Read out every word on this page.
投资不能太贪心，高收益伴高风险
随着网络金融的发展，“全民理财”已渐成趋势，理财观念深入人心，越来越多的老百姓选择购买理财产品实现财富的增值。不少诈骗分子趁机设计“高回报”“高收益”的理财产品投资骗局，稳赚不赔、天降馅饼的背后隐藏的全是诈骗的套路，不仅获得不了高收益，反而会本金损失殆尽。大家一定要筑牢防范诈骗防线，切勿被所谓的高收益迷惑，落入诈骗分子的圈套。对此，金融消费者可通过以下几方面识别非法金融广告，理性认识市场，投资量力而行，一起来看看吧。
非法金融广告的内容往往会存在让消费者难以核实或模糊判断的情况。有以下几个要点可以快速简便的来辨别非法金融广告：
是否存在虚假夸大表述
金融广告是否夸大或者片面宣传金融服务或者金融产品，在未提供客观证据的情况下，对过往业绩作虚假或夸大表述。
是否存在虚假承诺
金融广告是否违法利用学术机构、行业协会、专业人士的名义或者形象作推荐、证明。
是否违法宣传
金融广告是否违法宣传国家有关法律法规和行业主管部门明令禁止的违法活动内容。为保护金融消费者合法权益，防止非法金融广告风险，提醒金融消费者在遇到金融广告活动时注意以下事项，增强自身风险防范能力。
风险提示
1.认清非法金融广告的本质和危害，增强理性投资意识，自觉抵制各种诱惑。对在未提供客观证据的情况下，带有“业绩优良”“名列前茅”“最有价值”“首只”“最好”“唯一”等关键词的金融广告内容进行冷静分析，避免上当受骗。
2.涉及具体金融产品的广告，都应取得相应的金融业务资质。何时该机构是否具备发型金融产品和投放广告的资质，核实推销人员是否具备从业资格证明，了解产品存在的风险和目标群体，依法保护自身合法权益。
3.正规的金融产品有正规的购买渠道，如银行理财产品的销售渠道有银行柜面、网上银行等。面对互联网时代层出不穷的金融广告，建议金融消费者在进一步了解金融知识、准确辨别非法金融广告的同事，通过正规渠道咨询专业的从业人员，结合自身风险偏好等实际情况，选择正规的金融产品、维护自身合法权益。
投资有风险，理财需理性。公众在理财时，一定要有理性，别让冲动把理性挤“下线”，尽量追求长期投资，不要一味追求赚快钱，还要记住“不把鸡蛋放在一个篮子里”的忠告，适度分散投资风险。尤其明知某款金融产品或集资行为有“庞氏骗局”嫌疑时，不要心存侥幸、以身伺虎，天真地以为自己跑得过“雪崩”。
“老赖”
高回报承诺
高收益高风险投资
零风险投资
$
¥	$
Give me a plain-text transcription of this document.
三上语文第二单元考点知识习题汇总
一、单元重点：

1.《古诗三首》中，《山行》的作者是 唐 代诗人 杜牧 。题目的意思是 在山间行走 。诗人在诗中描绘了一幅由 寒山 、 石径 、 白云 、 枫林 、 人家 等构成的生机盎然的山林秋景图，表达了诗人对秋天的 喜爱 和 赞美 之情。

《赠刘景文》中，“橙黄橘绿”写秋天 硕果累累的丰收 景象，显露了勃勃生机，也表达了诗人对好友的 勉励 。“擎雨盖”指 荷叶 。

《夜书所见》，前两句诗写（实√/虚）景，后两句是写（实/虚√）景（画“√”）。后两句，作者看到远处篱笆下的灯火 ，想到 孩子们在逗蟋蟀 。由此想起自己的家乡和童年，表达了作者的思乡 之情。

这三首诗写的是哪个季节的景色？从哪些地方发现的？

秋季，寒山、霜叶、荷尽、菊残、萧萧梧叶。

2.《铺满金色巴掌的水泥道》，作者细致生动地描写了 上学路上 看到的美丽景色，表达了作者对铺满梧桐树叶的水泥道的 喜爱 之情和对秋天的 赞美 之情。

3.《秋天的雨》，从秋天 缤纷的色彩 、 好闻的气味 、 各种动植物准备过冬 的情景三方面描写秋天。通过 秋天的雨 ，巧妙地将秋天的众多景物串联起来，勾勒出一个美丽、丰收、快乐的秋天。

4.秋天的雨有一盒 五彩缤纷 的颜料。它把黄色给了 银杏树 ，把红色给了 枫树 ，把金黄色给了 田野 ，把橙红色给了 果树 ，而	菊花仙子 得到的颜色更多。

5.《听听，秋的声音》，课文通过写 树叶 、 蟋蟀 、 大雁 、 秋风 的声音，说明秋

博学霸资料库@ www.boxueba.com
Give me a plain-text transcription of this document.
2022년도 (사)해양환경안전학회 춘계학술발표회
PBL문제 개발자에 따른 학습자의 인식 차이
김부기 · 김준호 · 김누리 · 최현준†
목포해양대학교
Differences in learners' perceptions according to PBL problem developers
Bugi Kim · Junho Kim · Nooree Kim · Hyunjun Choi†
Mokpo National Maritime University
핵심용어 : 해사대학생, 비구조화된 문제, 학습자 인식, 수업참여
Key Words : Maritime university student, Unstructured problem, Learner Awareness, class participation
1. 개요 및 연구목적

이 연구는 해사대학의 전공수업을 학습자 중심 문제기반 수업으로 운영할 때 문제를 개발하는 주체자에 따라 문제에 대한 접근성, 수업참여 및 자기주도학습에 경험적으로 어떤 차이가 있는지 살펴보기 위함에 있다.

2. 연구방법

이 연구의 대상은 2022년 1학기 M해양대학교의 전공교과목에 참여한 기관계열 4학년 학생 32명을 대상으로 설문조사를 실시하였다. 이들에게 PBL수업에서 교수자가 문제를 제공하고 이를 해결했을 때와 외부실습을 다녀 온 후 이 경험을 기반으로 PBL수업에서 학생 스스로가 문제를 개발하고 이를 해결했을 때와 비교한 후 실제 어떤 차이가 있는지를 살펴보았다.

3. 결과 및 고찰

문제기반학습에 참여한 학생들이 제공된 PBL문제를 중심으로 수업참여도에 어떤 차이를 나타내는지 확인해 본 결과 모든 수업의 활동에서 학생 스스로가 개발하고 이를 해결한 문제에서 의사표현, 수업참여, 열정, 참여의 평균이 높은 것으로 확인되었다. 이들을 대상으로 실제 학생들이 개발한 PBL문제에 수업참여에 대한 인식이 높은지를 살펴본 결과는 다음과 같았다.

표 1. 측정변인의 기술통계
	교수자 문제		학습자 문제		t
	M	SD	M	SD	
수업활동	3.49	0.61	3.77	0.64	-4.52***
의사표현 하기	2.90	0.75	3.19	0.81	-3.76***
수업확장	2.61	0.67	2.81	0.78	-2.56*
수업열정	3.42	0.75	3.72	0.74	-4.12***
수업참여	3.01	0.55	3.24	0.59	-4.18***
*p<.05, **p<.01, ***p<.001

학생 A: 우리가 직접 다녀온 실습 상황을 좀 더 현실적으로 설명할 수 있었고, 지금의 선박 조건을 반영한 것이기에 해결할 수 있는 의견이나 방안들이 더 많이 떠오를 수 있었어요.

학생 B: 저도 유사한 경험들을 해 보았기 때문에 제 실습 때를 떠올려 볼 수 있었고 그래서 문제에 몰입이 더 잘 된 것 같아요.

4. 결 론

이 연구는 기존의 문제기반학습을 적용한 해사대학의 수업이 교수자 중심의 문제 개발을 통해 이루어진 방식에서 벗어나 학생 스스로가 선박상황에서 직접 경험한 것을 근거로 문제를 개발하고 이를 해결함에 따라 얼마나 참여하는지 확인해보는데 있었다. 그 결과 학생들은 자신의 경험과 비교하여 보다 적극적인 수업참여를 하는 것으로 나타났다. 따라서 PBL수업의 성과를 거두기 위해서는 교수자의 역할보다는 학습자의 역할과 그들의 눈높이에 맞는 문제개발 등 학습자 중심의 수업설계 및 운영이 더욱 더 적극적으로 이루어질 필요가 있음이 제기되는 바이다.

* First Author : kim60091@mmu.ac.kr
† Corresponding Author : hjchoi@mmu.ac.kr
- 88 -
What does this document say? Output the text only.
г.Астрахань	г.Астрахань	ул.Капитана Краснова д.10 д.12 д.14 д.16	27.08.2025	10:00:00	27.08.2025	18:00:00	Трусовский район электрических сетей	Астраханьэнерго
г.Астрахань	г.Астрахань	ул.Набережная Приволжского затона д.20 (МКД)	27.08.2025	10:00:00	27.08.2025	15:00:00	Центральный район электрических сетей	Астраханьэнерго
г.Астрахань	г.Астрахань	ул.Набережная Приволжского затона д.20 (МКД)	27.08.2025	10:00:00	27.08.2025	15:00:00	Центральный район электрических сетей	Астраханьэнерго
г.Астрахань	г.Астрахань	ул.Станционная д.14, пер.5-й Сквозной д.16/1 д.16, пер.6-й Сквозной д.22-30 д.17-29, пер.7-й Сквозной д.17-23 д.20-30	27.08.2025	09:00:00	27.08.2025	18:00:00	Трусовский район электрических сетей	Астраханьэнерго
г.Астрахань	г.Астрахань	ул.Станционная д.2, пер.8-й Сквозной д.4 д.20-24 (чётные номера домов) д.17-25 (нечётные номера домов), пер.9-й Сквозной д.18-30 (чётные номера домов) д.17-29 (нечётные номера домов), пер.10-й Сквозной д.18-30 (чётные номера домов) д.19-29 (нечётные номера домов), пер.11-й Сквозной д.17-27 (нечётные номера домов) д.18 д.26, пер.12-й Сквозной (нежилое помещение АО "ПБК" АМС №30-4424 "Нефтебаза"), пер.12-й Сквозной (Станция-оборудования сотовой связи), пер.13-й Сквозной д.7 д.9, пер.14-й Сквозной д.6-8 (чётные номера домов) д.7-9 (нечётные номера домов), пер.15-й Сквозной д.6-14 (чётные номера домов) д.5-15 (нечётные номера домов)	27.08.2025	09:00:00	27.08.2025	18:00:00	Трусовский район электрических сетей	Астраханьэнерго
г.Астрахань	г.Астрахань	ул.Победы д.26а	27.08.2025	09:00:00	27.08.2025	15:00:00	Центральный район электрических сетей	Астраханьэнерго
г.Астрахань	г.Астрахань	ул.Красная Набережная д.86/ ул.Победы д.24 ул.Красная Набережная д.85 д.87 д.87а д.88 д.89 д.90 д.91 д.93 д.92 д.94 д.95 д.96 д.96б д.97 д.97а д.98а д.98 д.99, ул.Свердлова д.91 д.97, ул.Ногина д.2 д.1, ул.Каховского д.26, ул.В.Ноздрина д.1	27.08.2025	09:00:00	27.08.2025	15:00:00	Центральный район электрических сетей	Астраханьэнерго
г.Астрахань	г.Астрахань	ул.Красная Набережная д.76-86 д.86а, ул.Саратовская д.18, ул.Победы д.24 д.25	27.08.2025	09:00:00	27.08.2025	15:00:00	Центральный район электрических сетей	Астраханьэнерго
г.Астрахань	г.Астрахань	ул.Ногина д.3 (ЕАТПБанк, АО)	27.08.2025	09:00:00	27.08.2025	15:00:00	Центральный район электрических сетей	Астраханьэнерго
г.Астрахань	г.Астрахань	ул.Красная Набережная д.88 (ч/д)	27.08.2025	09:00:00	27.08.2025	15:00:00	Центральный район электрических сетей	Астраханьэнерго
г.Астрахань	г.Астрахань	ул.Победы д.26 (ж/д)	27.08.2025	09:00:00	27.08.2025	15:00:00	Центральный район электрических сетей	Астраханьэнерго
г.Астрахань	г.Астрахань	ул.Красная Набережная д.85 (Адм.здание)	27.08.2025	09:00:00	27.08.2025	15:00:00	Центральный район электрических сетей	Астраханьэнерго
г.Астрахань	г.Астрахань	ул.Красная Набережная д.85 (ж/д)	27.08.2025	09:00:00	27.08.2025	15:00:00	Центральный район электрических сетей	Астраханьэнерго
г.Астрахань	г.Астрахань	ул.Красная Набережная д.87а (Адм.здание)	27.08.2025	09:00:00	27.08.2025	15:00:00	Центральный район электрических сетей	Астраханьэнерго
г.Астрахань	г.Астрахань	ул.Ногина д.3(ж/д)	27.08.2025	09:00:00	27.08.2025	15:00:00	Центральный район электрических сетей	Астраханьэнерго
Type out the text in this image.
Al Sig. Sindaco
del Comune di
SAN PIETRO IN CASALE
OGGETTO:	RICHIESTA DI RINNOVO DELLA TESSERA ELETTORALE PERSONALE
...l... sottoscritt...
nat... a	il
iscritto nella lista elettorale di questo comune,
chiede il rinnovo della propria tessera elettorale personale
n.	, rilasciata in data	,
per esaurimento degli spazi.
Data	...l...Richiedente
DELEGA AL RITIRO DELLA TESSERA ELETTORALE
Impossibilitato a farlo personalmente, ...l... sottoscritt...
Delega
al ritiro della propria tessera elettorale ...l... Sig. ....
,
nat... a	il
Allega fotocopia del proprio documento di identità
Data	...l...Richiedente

-.-.-

Directions: Copy each line of the listing in which the word "Станционная" can be found.

Correct response:
г.Астрахань	г.Астрахань	ул.Станционная д.14, пер.5-й Сквозной д.16/1 д.16, пер.6-й Сквозной д.22-30 д.17-29, пер.7-й Сквозной д.17-23 д.20-30	27.08.2025	09:00:00	27.08.2025	18:00:00	Трусовский район электрических сетей	Астраханьэнерго
г.Астрахань	г.Астрахань	ул.Станционная д.2, пер.8-й Сквозной д.4 д.20-24 (чётные номера домов) д.17-25 (нечётные номера домов), пер.9-й Сквозной д.18-30 (чётные номера домов) д.17-29 (нечётные номера домов), пер.10-й Сквозной д.18-30 (чётные номера домов) д.19-29 (нечётные номера домов), пер.11-й Сквозной д.17-27 (нечётные номера домов) д.18 д.26, пер.12-й Сквозной (нежилое помещение АО "ПБК" АМС №30-4424 "Нефтебаза"), пер.12-й Сквозной (Станция-оборудования сотовой связи), пер.13-й Сквозной д.7 д.9, пер.14-й Сквозной д.6-8 (чётные номера домов) д.7-9 (нечётные номера домов), пер.15-й Сквозной д.6-14 (чётные номера домов) д.5-15 (нечётные номера домов)	27.08.2025	09:00:00	27.08.2025	18:00:00	Трусовский район электрических сетей	Астраханьэнерго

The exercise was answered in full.